#### Information provided ####

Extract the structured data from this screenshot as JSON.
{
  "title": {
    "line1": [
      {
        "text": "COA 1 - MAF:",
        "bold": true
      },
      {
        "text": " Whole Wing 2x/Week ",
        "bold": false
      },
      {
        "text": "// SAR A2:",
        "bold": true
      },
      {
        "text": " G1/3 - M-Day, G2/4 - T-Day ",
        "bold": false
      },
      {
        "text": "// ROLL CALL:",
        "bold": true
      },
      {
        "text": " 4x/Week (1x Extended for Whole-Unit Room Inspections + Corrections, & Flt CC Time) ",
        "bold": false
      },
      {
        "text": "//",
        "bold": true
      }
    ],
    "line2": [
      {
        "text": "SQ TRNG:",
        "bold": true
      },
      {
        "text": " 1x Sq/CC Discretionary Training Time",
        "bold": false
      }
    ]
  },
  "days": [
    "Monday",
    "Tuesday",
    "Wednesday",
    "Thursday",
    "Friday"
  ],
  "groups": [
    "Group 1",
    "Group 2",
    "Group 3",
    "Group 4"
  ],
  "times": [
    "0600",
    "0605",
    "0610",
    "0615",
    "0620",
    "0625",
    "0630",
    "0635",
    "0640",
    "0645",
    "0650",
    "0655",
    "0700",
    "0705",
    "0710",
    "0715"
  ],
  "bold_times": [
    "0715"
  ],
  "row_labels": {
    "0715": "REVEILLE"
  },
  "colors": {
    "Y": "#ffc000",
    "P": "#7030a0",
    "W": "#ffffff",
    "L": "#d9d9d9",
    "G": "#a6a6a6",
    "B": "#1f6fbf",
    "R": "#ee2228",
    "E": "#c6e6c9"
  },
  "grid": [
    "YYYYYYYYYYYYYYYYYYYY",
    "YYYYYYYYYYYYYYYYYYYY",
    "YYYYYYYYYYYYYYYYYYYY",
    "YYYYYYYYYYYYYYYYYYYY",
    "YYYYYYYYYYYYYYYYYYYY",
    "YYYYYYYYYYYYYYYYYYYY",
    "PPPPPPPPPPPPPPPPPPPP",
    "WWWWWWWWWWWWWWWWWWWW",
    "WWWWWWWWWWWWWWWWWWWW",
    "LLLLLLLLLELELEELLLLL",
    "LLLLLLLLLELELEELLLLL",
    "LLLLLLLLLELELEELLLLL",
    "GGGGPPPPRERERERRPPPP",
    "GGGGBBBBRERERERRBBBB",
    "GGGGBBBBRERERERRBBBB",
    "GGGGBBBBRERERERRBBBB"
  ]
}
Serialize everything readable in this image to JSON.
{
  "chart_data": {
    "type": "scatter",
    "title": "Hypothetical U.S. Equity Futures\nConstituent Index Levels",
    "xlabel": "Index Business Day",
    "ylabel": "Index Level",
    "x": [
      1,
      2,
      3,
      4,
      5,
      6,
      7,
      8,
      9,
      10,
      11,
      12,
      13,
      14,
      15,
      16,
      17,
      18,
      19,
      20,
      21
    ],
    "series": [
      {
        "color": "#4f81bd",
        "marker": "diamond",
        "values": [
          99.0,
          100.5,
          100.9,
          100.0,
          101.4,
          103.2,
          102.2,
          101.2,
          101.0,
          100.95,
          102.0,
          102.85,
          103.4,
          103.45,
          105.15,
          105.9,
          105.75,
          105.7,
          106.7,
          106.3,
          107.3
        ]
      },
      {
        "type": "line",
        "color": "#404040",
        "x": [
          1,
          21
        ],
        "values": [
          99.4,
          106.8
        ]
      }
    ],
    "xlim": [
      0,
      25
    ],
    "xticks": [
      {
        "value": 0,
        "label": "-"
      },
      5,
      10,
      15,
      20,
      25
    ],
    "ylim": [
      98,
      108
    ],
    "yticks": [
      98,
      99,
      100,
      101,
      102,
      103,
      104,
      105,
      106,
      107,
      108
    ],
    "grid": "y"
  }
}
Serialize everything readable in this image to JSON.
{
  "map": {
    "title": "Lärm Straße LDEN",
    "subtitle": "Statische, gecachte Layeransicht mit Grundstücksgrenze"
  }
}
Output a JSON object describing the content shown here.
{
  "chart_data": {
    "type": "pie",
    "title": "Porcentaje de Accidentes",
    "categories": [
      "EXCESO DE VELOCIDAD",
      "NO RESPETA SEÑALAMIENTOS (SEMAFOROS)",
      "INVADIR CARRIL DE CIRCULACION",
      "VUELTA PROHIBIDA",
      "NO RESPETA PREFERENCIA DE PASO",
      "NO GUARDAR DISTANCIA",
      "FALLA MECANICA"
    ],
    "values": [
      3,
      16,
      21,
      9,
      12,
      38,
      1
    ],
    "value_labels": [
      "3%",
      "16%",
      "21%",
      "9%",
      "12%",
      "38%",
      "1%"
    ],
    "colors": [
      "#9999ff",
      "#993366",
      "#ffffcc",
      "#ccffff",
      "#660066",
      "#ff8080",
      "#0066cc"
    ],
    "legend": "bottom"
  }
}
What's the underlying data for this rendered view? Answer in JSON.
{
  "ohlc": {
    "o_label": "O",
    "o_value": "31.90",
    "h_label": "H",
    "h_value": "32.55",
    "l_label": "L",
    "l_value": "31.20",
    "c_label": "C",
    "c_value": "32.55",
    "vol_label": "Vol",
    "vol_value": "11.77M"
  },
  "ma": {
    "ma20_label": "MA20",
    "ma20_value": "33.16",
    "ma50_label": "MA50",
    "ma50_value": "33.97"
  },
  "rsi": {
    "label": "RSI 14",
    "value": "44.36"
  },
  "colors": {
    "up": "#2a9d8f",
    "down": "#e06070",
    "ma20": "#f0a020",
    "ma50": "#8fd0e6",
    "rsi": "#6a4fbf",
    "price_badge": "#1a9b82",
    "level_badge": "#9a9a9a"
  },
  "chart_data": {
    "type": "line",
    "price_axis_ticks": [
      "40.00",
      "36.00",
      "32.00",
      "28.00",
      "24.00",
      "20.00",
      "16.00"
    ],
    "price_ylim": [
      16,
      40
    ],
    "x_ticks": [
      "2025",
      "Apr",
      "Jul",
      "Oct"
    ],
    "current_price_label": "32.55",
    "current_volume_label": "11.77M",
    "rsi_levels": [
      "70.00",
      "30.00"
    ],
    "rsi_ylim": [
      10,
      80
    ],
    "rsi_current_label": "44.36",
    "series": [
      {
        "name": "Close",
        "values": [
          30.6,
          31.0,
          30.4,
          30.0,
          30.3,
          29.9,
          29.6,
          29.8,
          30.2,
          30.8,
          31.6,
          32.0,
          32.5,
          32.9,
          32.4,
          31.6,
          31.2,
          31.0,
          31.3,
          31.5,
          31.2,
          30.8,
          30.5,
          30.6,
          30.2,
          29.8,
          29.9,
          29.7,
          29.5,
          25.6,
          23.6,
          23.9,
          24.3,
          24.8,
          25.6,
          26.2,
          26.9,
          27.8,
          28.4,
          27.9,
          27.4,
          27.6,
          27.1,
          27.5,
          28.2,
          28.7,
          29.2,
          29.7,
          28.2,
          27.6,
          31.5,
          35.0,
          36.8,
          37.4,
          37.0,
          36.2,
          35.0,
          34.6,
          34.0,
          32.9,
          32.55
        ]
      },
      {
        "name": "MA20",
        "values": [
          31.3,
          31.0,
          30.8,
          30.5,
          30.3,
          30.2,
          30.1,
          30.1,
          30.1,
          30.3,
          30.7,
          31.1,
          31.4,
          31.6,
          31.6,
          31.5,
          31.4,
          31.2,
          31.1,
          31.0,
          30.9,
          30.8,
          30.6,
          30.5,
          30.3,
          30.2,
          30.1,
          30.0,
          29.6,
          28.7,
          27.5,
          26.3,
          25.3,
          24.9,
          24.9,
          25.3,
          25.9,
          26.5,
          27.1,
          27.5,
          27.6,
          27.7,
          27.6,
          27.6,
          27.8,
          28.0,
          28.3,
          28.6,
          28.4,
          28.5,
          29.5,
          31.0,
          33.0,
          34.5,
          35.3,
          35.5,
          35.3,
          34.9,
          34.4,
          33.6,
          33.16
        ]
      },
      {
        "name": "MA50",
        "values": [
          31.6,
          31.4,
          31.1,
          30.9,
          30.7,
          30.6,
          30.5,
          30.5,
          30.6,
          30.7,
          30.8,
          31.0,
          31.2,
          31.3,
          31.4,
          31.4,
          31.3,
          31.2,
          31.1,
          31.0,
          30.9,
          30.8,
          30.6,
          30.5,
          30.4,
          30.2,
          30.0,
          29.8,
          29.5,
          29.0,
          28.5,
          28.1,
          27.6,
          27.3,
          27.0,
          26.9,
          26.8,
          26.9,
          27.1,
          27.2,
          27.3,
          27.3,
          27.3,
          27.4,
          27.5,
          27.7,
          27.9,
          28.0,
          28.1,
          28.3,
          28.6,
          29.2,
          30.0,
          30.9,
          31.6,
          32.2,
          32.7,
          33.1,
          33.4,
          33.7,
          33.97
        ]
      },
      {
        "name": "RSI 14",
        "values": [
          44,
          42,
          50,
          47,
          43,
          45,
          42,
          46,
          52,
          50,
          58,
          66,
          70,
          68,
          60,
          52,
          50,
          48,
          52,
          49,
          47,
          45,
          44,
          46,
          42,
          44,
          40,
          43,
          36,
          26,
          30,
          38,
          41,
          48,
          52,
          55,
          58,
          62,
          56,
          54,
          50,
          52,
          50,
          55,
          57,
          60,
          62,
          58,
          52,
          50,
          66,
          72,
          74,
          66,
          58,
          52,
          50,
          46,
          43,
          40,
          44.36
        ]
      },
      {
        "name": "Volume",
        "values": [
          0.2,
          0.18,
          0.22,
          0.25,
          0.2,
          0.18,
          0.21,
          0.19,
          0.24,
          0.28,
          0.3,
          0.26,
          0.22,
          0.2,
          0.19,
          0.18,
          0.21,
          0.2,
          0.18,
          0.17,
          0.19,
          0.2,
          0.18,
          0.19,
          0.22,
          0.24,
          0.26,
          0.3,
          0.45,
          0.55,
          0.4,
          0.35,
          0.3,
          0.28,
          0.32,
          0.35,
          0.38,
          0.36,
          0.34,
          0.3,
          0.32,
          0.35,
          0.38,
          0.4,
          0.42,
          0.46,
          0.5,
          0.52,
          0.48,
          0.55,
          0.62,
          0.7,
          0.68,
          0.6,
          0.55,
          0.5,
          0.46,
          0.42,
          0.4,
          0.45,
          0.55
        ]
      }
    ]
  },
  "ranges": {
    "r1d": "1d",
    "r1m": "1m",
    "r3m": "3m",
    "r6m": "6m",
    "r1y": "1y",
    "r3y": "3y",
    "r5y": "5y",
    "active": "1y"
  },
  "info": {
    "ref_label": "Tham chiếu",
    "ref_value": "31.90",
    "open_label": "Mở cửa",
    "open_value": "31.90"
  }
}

####

Go through the records above, find every line with the word "type", and list those lines.

__Answer in full__.
    "type": "scatter",
        "type": "line",
    "type": "pie",
    "type": "line",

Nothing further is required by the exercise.